━━━ Record list ━━━
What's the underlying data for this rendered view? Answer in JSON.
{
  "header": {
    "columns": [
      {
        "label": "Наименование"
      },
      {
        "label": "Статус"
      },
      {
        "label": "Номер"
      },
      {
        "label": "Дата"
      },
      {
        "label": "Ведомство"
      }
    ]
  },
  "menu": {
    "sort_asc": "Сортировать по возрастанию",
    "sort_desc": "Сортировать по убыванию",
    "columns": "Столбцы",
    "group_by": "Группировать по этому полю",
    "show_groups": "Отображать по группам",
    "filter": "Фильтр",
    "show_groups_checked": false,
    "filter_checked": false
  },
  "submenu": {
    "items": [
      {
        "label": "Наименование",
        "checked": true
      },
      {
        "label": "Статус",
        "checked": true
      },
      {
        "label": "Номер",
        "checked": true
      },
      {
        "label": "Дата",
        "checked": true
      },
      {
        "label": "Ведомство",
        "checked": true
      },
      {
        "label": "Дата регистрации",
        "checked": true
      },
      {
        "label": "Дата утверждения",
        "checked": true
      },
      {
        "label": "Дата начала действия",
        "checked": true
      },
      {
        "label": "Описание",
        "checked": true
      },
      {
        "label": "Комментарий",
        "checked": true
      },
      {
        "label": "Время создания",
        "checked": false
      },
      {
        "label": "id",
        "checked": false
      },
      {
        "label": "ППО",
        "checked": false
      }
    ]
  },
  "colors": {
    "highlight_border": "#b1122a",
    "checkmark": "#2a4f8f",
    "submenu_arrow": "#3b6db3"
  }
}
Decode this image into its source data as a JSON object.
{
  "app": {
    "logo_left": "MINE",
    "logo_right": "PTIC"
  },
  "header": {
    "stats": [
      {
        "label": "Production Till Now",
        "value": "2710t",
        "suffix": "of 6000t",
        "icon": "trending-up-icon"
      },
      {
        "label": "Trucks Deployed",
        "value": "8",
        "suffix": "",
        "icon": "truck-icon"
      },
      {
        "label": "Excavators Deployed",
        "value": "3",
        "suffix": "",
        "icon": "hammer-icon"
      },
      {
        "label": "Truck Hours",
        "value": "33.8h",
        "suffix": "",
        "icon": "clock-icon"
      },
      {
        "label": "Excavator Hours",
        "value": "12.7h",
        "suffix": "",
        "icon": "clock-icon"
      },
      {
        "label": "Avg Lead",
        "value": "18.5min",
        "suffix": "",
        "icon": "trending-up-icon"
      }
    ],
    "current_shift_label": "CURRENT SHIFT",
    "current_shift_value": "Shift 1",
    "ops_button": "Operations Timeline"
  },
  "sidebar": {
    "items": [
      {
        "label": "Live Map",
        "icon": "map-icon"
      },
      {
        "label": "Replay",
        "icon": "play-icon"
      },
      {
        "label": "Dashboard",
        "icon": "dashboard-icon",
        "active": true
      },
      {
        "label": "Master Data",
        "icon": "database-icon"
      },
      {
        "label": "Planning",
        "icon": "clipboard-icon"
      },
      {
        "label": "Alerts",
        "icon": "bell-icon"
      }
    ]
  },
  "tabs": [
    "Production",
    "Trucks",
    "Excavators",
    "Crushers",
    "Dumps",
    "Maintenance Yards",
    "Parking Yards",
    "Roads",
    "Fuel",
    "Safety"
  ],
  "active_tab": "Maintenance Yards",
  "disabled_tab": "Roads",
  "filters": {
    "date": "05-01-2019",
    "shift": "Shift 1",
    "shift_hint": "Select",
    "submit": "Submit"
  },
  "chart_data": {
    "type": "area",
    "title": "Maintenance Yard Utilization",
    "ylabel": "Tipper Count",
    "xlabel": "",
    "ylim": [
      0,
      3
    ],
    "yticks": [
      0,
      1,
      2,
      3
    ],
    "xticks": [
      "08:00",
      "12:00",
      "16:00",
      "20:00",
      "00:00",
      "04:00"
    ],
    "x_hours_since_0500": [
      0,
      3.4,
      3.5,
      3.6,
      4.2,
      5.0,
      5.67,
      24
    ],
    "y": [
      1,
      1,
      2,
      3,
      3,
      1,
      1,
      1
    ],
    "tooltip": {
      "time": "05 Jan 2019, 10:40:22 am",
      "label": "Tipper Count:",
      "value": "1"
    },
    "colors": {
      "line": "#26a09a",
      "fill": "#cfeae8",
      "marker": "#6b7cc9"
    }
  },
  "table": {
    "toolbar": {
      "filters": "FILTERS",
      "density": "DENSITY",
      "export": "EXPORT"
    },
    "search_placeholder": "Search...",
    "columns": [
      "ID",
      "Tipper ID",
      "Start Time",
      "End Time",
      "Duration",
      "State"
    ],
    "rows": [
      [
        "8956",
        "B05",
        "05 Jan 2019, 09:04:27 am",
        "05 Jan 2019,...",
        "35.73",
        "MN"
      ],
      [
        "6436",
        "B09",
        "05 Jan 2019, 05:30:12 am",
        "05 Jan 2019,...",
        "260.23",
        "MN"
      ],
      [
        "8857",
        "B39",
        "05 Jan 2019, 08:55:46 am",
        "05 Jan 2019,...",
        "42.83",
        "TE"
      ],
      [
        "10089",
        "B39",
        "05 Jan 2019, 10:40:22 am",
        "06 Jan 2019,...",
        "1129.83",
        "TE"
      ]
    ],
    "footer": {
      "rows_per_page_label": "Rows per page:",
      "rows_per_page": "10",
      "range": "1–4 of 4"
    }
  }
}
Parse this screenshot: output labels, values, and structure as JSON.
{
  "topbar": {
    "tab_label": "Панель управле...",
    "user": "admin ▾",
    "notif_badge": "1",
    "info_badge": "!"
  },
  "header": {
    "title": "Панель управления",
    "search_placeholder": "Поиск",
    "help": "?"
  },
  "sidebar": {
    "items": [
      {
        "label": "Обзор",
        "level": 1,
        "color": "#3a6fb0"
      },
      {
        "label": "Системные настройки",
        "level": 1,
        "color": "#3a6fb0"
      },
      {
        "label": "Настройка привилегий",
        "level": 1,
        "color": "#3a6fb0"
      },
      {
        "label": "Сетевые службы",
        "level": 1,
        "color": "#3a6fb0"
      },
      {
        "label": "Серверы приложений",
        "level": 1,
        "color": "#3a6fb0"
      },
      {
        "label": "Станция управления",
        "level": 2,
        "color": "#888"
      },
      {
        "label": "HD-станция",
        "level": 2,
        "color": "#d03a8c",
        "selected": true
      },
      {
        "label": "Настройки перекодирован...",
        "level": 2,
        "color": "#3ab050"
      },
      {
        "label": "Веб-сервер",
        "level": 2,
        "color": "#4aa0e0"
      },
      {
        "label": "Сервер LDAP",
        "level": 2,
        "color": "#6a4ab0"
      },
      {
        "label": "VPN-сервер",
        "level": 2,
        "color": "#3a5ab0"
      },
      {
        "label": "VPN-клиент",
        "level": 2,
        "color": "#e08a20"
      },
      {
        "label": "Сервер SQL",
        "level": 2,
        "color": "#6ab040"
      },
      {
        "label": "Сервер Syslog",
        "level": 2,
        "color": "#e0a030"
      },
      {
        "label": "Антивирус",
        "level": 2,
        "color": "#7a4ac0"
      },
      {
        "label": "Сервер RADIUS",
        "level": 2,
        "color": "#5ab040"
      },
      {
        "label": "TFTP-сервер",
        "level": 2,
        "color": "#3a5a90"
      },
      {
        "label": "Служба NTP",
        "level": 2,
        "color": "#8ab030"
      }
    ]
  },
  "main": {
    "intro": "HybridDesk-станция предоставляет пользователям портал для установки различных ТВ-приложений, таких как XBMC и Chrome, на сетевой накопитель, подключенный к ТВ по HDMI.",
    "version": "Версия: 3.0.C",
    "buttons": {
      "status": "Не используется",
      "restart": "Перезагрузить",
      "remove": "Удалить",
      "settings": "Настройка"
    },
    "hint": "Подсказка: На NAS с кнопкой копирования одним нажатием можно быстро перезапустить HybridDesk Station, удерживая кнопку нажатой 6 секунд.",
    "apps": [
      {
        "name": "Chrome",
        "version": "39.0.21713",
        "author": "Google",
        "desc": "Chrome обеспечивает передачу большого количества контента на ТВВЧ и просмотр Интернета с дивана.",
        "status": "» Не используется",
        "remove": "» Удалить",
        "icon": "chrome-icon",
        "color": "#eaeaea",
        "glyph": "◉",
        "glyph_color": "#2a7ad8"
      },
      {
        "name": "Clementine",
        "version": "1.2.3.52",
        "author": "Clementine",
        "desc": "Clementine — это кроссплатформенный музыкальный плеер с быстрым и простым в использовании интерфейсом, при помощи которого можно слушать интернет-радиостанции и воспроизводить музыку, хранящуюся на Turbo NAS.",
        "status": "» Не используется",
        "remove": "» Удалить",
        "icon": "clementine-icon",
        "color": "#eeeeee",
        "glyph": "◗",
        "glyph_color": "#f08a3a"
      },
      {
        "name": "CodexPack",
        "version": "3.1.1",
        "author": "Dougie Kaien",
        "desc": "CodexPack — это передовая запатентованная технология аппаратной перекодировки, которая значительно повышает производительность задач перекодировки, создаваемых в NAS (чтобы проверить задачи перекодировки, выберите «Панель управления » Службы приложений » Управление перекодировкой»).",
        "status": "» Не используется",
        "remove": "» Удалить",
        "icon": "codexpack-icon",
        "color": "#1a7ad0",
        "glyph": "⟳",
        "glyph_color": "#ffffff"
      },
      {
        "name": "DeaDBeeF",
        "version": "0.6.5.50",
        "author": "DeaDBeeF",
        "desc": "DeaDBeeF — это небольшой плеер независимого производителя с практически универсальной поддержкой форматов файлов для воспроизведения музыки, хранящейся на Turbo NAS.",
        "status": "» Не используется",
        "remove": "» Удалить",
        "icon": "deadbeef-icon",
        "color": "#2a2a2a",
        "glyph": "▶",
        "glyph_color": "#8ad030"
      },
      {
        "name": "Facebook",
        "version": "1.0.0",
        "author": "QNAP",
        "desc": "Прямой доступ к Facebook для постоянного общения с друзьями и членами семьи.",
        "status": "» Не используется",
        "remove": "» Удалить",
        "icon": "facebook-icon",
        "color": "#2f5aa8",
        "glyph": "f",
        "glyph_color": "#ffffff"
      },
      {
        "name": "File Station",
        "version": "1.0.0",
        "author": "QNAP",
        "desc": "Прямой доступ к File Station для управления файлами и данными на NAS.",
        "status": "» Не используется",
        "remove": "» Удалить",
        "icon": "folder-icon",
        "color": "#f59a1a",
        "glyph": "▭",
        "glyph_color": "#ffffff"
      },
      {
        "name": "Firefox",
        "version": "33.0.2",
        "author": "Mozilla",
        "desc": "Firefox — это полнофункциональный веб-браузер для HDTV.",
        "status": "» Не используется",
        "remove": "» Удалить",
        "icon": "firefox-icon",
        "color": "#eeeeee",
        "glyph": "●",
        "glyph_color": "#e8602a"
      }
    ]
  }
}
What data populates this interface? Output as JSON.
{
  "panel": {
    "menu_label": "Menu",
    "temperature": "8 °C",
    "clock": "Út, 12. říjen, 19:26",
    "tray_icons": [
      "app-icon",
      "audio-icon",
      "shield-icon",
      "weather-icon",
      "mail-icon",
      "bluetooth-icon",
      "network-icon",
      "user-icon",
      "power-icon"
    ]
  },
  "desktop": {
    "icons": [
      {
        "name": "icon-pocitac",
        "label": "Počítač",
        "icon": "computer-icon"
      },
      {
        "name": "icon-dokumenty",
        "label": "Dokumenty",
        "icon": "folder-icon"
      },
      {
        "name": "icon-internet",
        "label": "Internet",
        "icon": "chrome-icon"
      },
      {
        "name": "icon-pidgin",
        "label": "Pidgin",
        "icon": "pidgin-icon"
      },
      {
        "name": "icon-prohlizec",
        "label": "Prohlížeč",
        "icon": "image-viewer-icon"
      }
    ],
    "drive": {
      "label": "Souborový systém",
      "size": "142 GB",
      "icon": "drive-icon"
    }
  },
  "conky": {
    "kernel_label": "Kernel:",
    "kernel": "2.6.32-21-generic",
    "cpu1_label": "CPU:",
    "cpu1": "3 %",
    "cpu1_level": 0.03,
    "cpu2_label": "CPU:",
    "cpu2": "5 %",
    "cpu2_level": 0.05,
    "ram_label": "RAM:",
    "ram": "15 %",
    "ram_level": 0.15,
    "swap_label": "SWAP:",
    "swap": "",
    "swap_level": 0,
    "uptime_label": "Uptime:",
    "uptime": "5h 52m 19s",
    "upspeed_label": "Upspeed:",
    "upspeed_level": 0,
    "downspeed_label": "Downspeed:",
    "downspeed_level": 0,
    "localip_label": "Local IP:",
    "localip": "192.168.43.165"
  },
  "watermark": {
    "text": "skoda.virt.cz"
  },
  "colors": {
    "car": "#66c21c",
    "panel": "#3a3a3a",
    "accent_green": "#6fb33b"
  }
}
━━━
Written request »
Print exactly the lines from the one with "What data populates" through the end of the data, inclusive.

Response to the exercise »
What data populates this interface? Output as JSON.
{
  "panel": {
    "menu_label": "Menu",
    "temperature": "8 °C",
    "clock": "Út, 12. říjen, 19:26",
    "tray_icons": [
      "app-icon",
      "audio-icon",
      "shield-icon",
      "weather-icon",
      "mail-icon",
      "bluetooth-icon",
      "network-icon",
      "user-icon",
      "power-icon"
    ]
  },
  "desktop": {
    "icons": [
      {
        "name": "icon-pocitac",
        "label": "Počítač",
        "icon": "computer-icon"
      },
      {
        "name": "icon-dokumenty",
        "label": "Dokumenty",
        "icon": "folder-icon"
      },
      {
        "name": "icon-internet",
        "label": "Internet",
        "icon": "chrome-icon"
      },
      {
        "name": "icon-pidgin",
        "label": "Pidgin",
        "icon": "pidgin-icon"
      },
      {
        "name": "icon-prohlizec",
        "label": "Prohlížeč",
        "icon": "image-viewer-icon"
      }
    ],
    "drive": {
      "label": "Souborový systém",
      "size": "142 GB",
      "icon": "drive-icon"
    }
  },
  "conky": {
    "kernel_label": "Kernel:",
    "kernel": "2.6.32-21-generic",
    "cpu1_label": "CPU:",
    "cpu1": "3 %",
    "cpu1_level": 0.03,
    "cpu2_label": "CPU:",
    "cpu2": "5 %",
    "cpu2_level": 0.05,
    "ram_label": "RAM:",
    "ram": "15 %",
    "ram_level": 0.15,
    "swap_label": "SWAP:",
    "swap": "",
    "swap_level": 0,
    "uptime_label": "Uptime:",
    "uptime": "5h 52m 19s",
    "upspeed_label": "Upspeed:",
    "upspeed_level": 0,
    "downspeed_label": "Downspeed:",
    "downspeed_level": 0,
    "localip_label": "Local IP:",
    "localip": "192.168.43.165"
  },
  "watermark": {
    "text": "skoda.virt.cz"
  },
  "colors": {
    "car": "#66c21c",
    "panel": "#3a3a3a",
    "accent_green": "#6fb33b"
  }
}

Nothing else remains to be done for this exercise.